- [TASK TO CARRY OUT]
Read the listing below and copy out every line that holds "以上黄纸含量".

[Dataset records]

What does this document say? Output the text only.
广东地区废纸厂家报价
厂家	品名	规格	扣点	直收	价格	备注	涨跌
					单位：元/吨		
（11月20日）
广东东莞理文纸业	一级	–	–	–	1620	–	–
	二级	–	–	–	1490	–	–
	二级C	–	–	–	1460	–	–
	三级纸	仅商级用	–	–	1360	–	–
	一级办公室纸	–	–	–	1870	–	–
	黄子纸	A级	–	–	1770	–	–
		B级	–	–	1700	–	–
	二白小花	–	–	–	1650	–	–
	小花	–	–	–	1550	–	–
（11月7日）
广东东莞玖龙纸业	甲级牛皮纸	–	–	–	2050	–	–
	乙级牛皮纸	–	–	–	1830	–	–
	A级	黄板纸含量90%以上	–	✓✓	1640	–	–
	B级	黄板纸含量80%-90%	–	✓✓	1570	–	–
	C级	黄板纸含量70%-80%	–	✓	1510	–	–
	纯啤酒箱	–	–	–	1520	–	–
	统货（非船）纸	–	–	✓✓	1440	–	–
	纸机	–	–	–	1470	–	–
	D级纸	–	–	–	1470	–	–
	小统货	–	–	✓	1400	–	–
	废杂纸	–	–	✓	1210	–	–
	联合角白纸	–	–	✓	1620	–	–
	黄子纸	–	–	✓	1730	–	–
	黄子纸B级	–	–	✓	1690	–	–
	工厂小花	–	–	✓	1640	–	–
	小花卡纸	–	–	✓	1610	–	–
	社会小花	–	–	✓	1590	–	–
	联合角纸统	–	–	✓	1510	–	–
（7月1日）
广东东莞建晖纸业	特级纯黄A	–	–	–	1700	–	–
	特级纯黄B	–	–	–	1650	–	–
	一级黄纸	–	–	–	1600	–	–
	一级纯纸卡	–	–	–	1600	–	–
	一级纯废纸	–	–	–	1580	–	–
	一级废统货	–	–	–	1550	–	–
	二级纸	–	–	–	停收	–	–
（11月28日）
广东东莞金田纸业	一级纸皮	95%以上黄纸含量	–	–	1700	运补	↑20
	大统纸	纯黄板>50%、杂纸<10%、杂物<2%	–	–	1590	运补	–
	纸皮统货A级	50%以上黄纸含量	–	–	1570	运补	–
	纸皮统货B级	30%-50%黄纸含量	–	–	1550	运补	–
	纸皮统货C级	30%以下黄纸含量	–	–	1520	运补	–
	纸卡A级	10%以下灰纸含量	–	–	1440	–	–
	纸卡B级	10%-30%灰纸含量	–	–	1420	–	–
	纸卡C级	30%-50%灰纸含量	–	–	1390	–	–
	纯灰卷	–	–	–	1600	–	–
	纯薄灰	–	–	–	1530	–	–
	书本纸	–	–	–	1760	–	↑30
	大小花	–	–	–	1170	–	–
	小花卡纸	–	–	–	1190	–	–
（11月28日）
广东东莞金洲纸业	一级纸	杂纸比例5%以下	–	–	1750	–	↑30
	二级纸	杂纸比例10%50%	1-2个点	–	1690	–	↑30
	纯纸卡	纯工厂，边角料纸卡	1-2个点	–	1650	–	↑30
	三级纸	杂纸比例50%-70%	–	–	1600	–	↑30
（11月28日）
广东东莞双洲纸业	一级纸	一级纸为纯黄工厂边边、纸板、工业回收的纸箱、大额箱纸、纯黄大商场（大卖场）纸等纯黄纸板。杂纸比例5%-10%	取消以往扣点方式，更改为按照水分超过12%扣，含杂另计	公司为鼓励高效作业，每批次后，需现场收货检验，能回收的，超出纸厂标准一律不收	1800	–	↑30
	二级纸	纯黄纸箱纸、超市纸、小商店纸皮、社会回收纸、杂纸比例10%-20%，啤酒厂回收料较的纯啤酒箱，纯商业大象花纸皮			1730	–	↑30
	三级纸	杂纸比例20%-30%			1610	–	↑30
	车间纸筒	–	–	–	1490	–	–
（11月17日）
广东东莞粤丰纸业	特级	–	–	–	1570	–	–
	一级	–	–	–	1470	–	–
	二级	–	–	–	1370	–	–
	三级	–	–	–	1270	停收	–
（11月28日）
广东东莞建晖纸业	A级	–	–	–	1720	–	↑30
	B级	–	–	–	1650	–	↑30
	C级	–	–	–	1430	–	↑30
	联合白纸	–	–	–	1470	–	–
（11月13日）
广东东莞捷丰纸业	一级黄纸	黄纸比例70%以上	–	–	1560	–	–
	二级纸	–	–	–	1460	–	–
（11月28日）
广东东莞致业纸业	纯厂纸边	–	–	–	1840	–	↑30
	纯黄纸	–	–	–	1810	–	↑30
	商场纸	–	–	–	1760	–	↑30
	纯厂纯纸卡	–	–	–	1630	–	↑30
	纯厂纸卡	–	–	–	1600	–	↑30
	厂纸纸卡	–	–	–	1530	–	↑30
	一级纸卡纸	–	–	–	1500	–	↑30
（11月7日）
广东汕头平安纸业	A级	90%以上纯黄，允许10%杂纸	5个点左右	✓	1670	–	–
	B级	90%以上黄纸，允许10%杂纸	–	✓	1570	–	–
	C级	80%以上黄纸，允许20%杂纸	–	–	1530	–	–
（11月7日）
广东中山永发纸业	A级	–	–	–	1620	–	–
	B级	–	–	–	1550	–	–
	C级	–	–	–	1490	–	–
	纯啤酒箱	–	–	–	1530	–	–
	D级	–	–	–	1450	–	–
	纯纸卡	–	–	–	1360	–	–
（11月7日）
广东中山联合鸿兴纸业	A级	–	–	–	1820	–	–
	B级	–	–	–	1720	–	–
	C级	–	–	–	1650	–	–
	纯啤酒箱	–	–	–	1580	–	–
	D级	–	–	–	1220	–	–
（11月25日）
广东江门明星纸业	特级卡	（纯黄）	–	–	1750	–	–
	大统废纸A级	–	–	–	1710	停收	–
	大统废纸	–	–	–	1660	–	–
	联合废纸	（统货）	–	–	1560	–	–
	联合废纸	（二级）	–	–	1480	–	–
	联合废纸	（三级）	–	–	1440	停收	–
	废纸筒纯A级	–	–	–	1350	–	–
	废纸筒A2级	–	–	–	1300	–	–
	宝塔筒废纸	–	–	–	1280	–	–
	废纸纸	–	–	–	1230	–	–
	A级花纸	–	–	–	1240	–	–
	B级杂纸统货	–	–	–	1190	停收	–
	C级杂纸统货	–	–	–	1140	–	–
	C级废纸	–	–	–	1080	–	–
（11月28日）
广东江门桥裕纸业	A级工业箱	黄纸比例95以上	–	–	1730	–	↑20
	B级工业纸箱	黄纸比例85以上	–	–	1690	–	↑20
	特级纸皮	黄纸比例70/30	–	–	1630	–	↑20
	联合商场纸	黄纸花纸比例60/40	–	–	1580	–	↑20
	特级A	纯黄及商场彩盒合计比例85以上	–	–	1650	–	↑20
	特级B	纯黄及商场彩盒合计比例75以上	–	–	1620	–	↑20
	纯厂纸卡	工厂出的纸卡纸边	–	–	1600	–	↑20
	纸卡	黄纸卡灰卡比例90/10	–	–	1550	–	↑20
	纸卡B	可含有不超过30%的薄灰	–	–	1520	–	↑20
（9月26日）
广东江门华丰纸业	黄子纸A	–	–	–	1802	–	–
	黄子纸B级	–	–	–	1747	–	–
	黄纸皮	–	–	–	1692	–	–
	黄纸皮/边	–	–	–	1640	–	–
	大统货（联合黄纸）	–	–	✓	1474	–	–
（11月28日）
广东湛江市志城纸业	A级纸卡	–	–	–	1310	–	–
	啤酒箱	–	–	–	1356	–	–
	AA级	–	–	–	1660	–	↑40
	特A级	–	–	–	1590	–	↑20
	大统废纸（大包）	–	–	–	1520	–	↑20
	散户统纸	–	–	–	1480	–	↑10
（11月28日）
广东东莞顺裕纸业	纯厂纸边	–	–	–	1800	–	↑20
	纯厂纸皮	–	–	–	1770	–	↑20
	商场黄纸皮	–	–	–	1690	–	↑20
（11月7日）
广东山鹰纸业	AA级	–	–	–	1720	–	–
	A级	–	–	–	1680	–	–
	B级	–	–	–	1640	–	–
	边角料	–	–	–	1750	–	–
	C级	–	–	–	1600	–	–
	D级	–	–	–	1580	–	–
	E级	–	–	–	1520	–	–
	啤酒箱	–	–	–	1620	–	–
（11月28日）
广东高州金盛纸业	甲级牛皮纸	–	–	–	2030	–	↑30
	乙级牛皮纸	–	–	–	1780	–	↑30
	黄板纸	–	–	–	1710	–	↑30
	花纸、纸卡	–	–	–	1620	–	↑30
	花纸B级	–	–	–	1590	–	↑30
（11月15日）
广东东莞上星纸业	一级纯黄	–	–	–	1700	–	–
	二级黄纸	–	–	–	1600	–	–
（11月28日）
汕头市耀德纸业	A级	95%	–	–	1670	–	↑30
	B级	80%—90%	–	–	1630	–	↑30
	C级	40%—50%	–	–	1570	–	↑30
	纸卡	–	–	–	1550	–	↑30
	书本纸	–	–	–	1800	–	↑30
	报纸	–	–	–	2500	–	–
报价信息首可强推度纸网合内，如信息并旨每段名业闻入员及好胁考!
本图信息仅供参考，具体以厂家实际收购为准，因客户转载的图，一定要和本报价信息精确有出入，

- [ANSWER FOR THIS EXERCISE]
广东东莞金田纸业	一级纸皮	95%以上黄纸含量	–	–	1700	运补	↑20
	纸皮统货A级	50%以上黄纸含量	–	–	1570	运补	–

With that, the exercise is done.